§ **Records**
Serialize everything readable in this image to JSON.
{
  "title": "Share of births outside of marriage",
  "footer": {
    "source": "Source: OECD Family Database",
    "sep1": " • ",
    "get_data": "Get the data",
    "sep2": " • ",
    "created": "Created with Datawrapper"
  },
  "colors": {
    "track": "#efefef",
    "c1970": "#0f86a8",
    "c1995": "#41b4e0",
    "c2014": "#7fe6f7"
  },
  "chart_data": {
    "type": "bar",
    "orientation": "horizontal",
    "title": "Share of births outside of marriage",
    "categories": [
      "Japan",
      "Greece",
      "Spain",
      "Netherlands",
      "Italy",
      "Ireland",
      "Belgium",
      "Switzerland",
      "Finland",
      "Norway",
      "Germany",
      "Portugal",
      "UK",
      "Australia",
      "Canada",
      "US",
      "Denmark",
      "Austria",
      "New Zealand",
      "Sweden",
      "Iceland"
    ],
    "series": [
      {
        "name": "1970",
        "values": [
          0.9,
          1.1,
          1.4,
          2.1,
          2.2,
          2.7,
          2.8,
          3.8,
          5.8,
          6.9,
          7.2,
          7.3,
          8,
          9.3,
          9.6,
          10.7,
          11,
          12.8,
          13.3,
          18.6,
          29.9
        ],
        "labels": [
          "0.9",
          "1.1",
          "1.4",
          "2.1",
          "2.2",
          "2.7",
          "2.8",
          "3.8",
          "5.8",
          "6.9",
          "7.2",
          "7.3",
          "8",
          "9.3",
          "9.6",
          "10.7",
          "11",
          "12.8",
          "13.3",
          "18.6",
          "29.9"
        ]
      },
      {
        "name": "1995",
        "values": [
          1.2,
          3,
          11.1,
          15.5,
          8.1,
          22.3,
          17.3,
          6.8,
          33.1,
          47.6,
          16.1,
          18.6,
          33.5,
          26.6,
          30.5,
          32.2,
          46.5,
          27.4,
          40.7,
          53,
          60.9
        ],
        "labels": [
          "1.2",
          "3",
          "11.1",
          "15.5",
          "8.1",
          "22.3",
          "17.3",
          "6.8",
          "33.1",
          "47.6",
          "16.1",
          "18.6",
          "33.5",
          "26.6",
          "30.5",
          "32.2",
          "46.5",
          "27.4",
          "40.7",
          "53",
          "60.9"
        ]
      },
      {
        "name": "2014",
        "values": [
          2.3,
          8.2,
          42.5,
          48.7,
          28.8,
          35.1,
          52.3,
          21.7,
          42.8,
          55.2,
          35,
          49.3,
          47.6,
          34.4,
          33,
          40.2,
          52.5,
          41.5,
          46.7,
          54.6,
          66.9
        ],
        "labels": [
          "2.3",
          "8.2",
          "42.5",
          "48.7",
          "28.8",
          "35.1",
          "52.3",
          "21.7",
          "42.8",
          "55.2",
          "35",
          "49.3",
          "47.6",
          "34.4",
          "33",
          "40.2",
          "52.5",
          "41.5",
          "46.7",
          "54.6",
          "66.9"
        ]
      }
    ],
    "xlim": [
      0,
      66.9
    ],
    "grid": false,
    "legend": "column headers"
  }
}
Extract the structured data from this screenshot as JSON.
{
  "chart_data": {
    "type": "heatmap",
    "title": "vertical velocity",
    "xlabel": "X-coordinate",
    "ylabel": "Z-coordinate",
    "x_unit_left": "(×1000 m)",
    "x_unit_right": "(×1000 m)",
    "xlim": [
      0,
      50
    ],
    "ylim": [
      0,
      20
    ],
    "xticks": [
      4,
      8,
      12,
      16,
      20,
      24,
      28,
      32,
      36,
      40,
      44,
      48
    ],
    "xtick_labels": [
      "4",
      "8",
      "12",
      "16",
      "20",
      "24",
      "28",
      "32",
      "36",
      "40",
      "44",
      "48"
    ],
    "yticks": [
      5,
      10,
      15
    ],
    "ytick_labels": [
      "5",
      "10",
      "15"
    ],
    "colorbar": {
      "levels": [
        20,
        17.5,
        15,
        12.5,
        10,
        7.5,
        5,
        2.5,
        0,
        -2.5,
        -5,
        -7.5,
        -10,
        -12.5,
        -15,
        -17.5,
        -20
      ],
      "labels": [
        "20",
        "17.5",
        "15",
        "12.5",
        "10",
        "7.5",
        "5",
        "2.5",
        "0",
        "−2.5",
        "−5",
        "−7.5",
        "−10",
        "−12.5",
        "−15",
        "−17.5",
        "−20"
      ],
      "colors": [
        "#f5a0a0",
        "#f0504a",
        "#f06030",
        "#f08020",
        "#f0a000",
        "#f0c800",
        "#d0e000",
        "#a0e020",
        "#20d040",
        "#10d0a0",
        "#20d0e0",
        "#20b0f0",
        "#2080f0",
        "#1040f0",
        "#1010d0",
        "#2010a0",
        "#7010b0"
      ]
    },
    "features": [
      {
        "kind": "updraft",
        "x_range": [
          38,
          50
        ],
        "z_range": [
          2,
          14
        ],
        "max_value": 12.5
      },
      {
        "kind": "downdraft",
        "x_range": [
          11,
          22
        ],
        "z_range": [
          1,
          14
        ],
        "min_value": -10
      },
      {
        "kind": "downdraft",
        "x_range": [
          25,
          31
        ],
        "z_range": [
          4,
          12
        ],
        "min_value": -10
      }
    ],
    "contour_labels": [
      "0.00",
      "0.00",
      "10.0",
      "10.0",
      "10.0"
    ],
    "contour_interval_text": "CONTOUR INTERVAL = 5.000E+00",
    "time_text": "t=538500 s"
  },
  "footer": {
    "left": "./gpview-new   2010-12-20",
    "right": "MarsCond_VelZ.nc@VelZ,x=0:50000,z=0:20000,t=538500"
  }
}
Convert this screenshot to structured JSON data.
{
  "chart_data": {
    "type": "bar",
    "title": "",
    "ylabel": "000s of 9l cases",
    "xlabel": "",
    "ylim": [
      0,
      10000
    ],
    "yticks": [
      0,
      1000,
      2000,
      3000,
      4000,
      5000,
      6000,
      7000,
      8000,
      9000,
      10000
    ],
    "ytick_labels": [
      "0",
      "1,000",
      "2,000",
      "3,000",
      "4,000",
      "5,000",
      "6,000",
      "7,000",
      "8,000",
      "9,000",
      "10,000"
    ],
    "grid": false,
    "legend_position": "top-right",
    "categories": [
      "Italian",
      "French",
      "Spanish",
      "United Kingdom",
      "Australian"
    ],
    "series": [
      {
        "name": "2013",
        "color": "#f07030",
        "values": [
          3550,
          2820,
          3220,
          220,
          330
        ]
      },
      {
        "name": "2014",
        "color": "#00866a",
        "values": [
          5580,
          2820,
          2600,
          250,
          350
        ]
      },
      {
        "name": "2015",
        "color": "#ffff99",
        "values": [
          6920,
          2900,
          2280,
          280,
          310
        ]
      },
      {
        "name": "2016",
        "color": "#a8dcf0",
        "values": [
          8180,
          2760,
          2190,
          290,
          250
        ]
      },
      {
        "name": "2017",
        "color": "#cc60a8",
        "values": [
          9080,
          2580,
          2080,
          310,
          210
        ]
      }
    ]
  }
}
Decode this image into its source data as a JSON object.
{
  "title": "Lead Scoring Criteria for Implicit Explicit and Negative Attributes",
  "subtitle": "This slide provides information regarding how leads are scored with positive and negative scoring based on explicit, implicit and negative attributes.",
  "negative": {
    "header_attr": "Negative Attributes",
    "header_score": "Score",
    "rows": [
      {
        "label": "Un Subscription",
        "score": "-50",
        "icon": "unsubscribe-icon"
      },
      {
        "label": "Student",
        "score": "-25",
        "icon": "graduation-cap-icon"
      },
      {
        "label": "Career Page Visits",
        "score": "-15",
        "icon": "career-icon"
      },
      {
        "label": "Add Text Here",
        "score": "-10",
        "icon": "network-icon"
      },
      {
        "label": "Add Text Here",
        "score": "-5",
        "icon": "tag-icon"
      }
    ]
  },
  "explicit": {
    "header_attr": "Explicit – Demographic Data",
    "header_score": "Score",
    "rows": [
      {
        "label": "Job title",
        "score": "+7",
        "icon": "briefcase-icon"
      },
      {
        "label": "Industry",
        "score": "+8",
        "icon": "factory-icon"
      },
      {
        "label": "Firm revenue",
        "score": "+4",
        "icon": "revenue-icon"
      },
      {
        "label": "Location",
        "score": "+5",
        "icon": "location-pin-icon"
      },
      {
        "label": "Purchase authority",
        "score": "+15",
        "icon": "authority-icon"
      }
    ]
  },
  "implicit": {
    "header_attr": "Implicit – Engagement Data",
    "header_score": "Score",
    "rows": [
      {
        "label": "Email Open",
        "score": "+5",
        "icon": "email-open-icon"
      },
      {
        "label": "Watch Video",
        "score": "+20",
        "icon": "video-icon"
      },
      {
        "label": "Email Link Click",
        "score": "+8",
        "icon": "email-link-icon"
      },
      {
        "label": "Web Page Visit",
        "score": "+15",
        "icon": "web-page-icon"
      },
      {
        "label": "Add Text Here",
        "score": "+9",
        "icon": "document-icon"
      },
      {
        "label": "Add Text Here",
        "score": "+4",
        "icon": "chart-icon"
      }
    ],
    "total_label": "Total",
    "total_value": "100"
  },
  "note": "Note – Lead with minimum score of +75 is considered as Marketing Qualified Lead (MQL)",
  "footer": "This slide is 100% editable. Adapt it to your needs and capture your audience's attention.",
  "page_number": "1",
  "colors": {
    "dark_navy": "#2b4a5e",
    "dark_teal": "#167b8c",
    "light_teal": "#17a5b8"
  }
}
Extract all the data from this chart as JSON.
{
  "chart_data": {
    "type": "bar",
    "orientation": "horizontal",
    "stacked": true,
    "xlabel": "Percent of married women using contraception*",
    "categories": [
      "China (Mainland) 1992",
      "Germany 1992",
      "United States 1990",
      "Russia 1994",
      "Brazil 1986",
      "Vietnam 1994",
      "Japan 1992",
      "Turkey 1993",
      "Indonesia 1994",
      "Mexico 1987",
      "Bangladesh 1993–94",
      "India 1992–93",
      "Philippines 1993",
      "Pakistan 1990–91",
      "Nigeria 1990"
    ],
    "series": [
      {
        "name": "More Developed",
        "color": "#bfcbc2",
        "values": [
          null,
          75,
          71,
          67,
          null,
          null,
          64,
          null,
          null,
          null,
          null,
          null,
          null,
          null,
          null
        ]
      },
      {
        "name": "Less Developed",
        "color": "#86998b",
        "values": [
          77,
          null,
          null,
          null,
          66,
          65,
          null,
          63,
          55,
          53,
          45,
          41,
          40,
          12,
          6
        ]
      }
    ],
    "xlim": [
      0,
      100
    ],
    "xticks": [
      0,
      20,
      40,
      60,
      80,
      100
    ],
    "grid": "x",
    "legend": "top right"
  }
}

§ **Do this**
Exactly repeat the lines from the line that contains "Extract all the data from this chart as JSON." to the end of the entries, both included, and leave out all other lines.

§ **The solution**
Extract all the data from this chart as JSON.
{
  "chart_data": {
    "type": "bar",
    "orientation": "horizontal",
    "stacked": true,
    "xlabel": "Percent of married women using contraception*",
    "categories": [
      "China (Mainland) 1992",
      "Germany 1992",
      "United States 1990",
      "Russia 1994",
      "Brazil 1986",
      "Vietnam 1994",
      "Japan 1992",
      "Turkey 1993",
      "Indonesia 1994",
      "Mexico 1987",
      "Bangladesh 1993–94",
      "India 1992–93",
      "Philippines 1993",
      "Pakistan 1990–91",
      "Nigeria 1990"
    ],
    "series": [
      {
        "name": "More Developed",
        "color": "#bfcbc2",
        "values": [
          null,
          75,
          71,
          67,
          null,
          null,
          64,
          null,
          null,
          null,
          null,
          null,
          null,
          null,
          null
        ]
      },
      {
        "name": "Less Developed",
        "color": "#86998b",
        "values": [
          77,
          null,
          null,
          null,
          66,
          65,
          null,
          63,
          55,
          53,
          45,
          41,
          40,
          12,
          6
        ]
      }
    ],
    "xlim": [
      0,
      100
    ],
    "xticks": [
      0,
      20,
      40,
      60,
      80,
      100
    ],
    "grid": "x",
    "legend": "top right"
  }
}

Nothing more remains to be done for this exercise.